Objective: Retype each record shown below, leaving every character as it is.
Begin Recorded information
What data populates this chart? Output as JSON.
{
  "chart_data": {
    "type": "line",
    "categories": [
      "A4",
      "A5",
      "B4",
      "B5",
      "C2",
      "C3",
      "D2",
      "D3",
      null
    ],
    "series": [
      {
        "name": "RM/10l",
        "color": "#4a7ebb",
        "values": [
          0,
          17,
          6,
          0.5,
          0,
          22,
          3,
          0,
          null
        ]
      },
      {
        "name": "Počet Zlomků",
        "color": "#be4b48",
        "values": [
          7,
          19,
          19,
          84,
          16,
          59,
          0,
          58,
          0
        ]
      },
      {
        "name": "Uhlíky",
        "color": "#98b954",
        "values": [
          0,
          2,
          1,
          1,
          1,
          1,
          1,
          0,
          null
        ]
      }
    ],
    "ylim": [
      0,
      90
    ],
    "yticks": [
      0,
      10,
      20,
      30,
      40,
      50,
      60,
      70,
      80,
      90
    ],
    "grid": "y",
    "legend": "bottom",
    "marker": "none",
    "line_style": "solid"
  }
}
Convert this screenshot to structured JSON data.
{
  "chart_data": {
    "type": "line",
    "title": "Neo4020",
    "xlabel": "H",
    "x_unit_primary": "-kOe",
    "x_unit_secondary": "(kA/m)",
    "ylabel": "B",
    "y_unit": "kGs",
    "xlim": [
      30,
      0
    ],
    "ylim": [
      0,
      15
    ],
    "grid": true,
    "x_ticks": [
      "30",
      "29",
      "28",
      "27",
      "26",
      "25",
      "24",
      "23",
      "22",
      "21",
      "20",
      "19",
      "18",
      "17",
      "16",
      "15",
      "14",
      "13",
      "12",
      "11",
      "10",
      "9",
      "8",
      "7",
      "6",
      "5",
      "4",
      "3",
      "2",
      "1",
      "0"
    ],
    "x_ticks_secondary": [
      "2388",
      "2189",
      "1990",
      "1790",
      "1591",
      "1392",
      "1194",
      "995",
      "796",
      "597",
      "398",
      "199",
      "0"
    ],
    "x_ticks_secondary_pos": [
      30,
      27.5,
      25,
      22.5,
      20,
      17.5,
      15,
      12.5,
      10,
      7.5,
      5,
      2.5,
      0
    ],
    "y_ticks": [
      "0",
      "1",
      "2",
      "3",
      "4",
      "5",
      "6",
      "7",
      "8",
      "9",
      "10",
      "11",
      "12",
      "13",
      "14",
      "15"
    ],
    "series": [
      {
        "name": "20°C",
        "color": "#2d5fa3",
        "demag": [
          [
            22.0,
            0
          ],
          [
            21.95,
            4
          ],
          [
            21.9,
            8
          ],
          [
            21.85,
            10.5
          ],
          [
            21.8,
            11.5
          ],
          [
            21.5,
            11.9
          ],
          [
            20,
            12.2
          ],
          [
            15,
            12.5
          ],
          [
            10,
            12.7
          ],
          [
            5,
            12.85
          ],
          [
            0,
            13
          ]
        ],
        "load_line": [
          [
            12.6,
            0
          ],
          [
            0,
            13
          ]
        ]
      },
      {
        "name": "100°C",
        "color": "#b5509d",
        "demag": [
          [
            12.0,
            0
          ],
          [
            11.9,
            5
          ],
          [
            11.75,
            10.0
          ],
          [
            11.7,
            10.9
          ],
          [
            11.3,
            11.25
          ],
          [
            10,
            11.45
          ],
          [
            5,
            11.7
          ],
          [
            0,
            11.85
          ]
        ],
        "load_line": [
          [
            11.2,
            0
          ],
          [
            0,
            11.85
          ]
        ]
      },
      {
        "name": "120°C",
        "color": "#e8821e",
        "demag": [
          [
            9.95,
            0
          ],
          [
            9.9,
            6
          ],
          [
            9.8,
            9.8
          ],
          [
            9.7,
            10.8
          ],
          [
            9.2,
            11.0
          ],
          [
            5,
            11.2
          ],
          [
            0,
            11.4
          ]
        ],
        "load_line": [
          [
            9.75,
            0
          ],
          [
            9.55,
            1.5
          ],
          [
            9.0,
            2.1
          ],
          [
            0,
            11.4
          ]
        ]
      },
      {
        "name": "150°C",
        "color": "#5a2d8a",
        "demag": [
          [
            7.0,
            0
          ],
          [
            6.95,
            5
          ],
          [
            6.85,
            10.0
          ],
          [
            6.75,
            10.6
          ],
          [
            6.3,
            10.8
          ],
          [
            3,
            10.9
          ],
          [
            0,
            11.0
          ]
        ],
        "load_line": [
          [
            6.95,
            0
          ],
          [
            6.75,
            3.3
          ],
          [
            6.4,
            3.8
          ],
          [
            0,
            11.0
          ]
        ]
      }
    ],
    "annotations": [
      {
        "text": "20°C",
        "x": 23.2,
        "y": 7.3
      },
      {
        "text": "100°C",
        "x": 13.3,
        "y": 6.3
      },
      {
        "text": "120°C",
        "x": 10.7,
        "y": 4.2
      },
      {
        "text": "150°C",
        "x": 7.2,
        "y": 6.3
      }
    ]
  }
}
End Recorded information
Task answer:
What data populates this chart? Output as JSON.
{
  "chart_data": {
    "type": "line",
    "categories": [
      "A4",
      "A5",
      "B4",
      "B5",
      "C2",
      "C3",
      "D2",
      "D3",
      null
    ],
    "series": [
      {
        "name": "RM/10l",
        "color": "#4a7ebb",
        "values": [
          0,
          17,
          6,
          0.5,
          0,
          22,
          3,
          0,
          null
        ]
      },
      {
        "name": "Počet Zlomků",
        "color": "#be4b48",
        "values": [
          7,
          19,
          19,
          84,
          16,
          59,
          0,
          58,
          0
        ]
      },
      {
        "name": "Uhlíky",
        "color": "#98b954",
        "values": [
          0,
          2,
          1,
          1,
          1,
          1,
          1,
          0,
          null
        ]
      }
    ],
    "ylim": [
      0,
      90
    ],
    "yticks": [
      0,
      10,
      20,
      30,
      40,
      50,
      60,
      70,
      80,
      90
    ],
    "grid": "y",
    "legend": "bottom",
    "marker": "none",
    "line_style": "solid"
  }
}
Convert this screenshot to structured JSON data.
{
  "chart_data": {
    "type": "line",
    "title": "Neo4020",
    "xlabel": "H",
    "x_unit_primary": "-kOe",
    "x_unit_secondary": "(kA/m)",
    "ylabel": "B",
    "y_unit": "kGs",
    "xlim": [
      30,
      0
    ],
    "ylim": [
      0,
      15
    ],
    "grid": true,
    "x_ticks": [
      "30",
      "29",
      "28",
      "27",
      "26",
      "25",
      "24",
      "23",
      "22",
      "21",
      "20",
      "19",
      "18",
      "17",
      "16",
      "15",
      "14",
      "13",
      "12",
      "11",
      "10",
      "9",
      "8",
      "7",
      "6",
      "5",
      "4",
      "3",
      "2",
      "1",
      "0"
    ],
    "x_ticks_secondary": [
      "2388",
      "2189",
      "1990",
      "1790",
      "1591",
      "1392",
      "1194",
      "995",
      "796",
      "597",
      "398",
      "199",
      "0"
    ],
    "x_ticks_secondary_pos": [
      30,
      27.5,
      25,
      22.5,
      20,
      17.5,
      15,
      12.5,
      10,
      7.5,
      5,
      2.5,
      0
    ],
    "y_ticks": [
      "0",
      "1",
      "2",
      "3",
      "4",
      "5",
      "6",
      "7",
      "8",
      "9",
      "10",
      "11",
      "12",
      "13",
      "14",
      "15"
    ],
    "series": [
      {
        "name": "20°C",
        "color": "#2d5fa3",
        "demag": [
          [
            22.0,
            0
          ],
          [
            21.95,
            4
          ],
          [
            21.9,
            8
          ],
          [
            21.85,
            10.5
          ],
          [
            21.8,
            11.5
          ],
          [
            21.5,
            11.9
          ],
          [
            20,
            12.2
          ],
          [
            15,
            12.5
          ],
          [
            10,
            12.7
          ],
          [
            5,
            12.85
          ],
          [
            0,
            13
          ]
        ],
        "load_line": [
          [
            12.6,
            0
          ],
          [
            0,
            13
          ]
        ]
      },
      {
        "name": "100°C",
        "color": "#b5509d",
        "demag": [
          [
            12.0,
            0
          ],
          [
            11.9,
            5
          ],
          [
            11.75,
            10.0
          ],
          [
            11.7,
            10.9
          ],
          [
            11.3,
            11.25
          ],
          [
            10,
            11.45
          ],
          [
            5,
            11.7
          ],
          [
            0,
            11.85
          ]
        ],
        "load_line": [
          [
            11.2,
            0
          ],
          [
            0,
            11.85
          ]
        ]
      },
      {
        "name": "120°C",
        "color": "#e8821e",
        "demag": [
          [
            9.95,
            0
          ],
          [
            9.9,
            6
          ],
          [
            9.8,
            9.8
          ],
          [
            9.7,
            10.8
          ],
          [
            9.2,
            11.0
          ],
          [
            5,
            11.2
          ],
          [
            0,
            11.4
          ]
        ],
        "load_line": [
          [
            9.75,
            0
          ],
          [
            9.55,
            1.5
          ],
          [
            9.0,
            2.1
          ],
          [
            0,
            11.4
          ]
        ]
      },
      {
        "name": "150°C",
        "color": "#5a2d8a",
        "demag": [
          [
            7.0,
            0
          ],
          [
            6.95,
            5
          ],
          [
            6.85,
            10.0
          ],
          [
            6.75,
            10.6
          ],
          [
            6.3,
            10.8
          ],
          [
            3,
            10.9
          ],
          [
            0,
            11.0
          ]
        ],
        "load_line": [
          [
            6.95,
            0
          ],
          [
            6.75,
            3.3
          ],
          [
            6.4,
            3.8
          ],
          [
            0,
            11.0
          ]
        ]
      }
    ],
    "annotations": [
      {
        "text": "20°C",
        "x": 23.2,
        "y": 7.3
      },
      {
        "text": "100°C",
        "x": 13.3,
        "y": 6.3
      },
      {
        "text": "120°C",
        "x": 10.7,
        "y": 4.2
      },
      {
        "text": "150°C",
        "x": 7.2,
        "y": 6.3
      }
    ]
  }
}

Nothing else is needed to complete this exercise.